Copy the lines of the listing from the one containing "note-label: Note: <box>516 732 549 747</box>" through the one containing "description: This tool is used to remove", inclusive.

>> Start PROVIDED RECORDS

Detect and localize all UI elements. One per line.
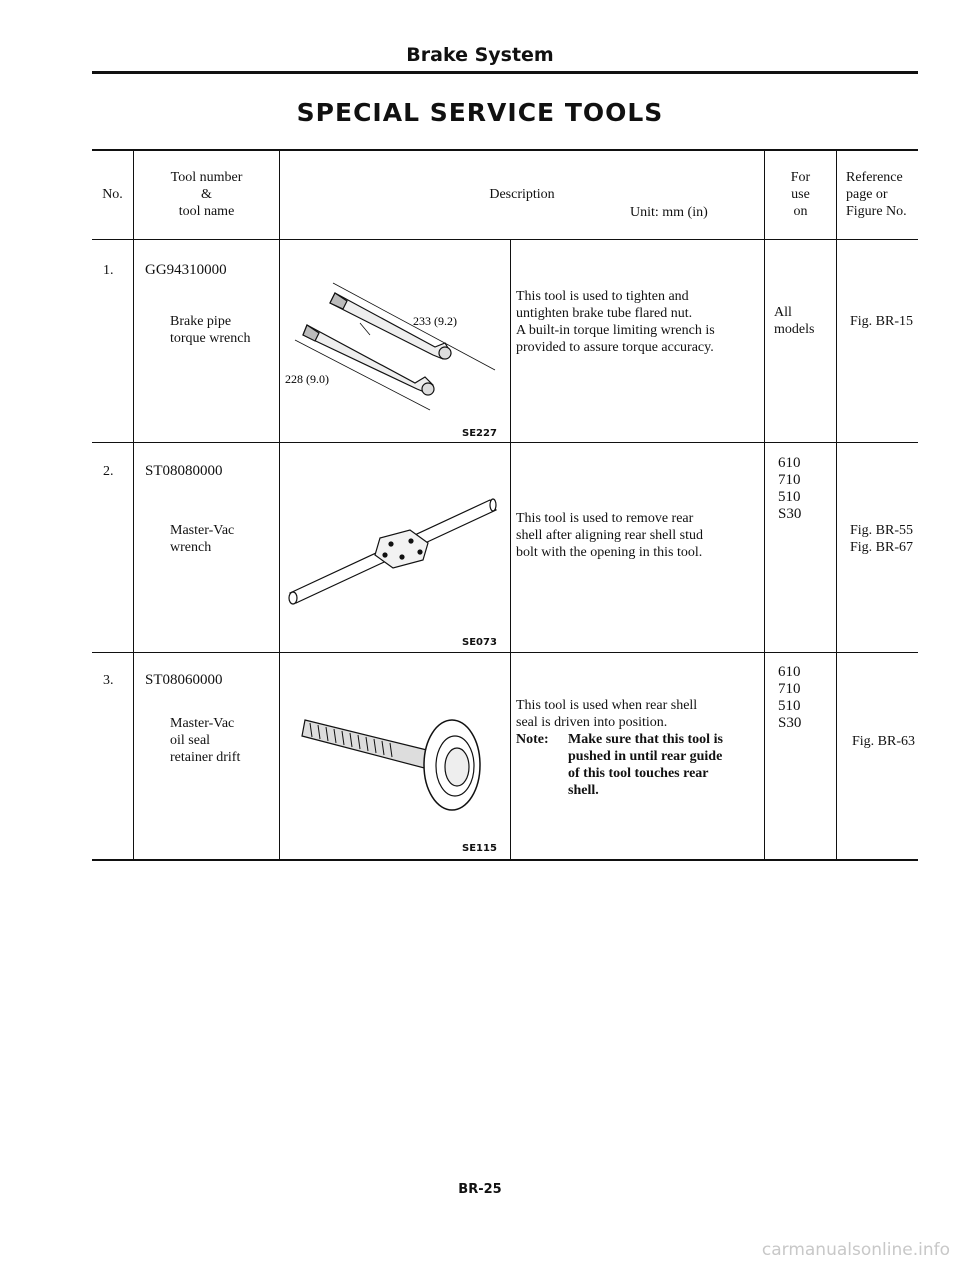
note-label: Note: <box>516 732 549 747</box>
note-text: Make sure that this tool is pushed in until rear guide of this tool touches rear shell. <box>568 732 723 798</box>
tool-number: GG94310000 <box>145 262 227 278</box>
figure-code: SE115 <box>462 843 497 854</box>
dimension-label: 233 (9.2) <box>413 314 457 328</box>
torque-wrench-illustration <box>285 275 505 420</box>
master-vac-wrench-illustration <box>285 488 505 613</box>
description: This tool is used to remove rear shell after aligning rear shell stud bolt with the opening in this tool. <box>516 511 703 560</box>
tool-name: Brake pipe torque wrench <box>170 314 251 346</box>
row-divider <box>92 442 918 443</box>
col-divider <box>133 149 134 860</box>
section-header: Brake System <box>406 44 554 66</box>
header-unit: Unit: mm (in) <box>630 205 708 220</box>
header-for-use: For use on <box>790 170 811 219</box>
tool-number: ST08080000 <box>145 463 223 479</box>
header-description: Description <box>489 187 555 202</box>
description: This tool is used when rear shell seal is driven into position. <box>516 698 698 730</box>
reference: Fig. BR-55 Fig. BR-67 <box>850 523 914 555</box>
figure-code: SE227 <box>462 428 497 439</box>
row-number: 2. <box>103 464 114 479</box>
for-use: 610 710 510 S30 <box>778 455 802 522</box>
col-divider <box>764 149 765 860</box>
page-number: BR-25 <box>458 1182 502 1197</box>
reference: Fig. BR-15 <box>850 314 914 329</box>
col-divider <box>836 149 837 860</box>
header-tool: Tool number & tool name <box>170 170 243 219</box>
tool-number: ST08060000 <box>145 672 223 688</box>
tool-name: Master-Vac oil seal retainer drift <box>170 716 241 765</box>
description: This tool is used to tighten and untighten brake tube flared nut. A built-in torque limiting wrench is provided to assure torque accuracy. <box>516 289 715 355</box>
tool-name: Master-Vac wrench <box>170 523 235 555</box>
oil-seal-retainer-drift-illustration <box>300 690 500 820</box>
header-rule <box>92 71 918 74</box>
header-reference: Reference page or Figure No. <box>846 170 907 219</box>
row-divider <box>92 652 918 653</box>
page-title: SPECIAL SERVICE TOOLS <box>296 98 664 127</box>
row-number: 1. <box>103 263 114 278</box>
header-bottom-rule <box>92 239 918 240</box>
figure-code: SE073 <box>462 637 497 648</box>
table-bottom-rule <box>92 859 918 861</box>
for-use: 610 710 510 S30 <box>778 664 802 731</box>
reference: Fig. BR-63 <box>852 734 916 749</box>
row-number: 3. <box>103 673 114 688</box>
col-divider <box>510 239 511 860</box>
header-no: No. <box>102 187 123 202</box>
dimension-label: 228 (9.0) <box>285 372 329 386</box>
for-use: All models <box>774 305 815 337</box>
watermark: carmanualsonline.info <box>761 1240 950 1260</box>
table-top-rule <box>92 149 918 151</box>
col-divider <box>279 149 280 860</box>
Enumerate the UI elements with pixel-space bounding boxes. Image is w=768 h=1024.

>> End PROVIDED RECORDS

● **WORKED SOLUTION**
note-label: Note: <box>516 732 549 747</box>
note-text: Make sure that this tool is pushed in until rear guide of this tool touches rear shell. <box>568 732 723 798</box>
tool-number: GG94310000 <box>145 262 227 278</box>
figure-code: SE115 <box>462 843 497 854</box>
dimension-label: 233 (9.2) <box>413 314 457 328</box>
torque-wrench-illustration <box>285 275 505 420</box>
master-vac-wrench-illustration <box>285 488 505 613</box>
description: This tool is used to remove rear shell after aligning rear shell stud bolt with the opening in this tool. <box>516 511 703 560</box>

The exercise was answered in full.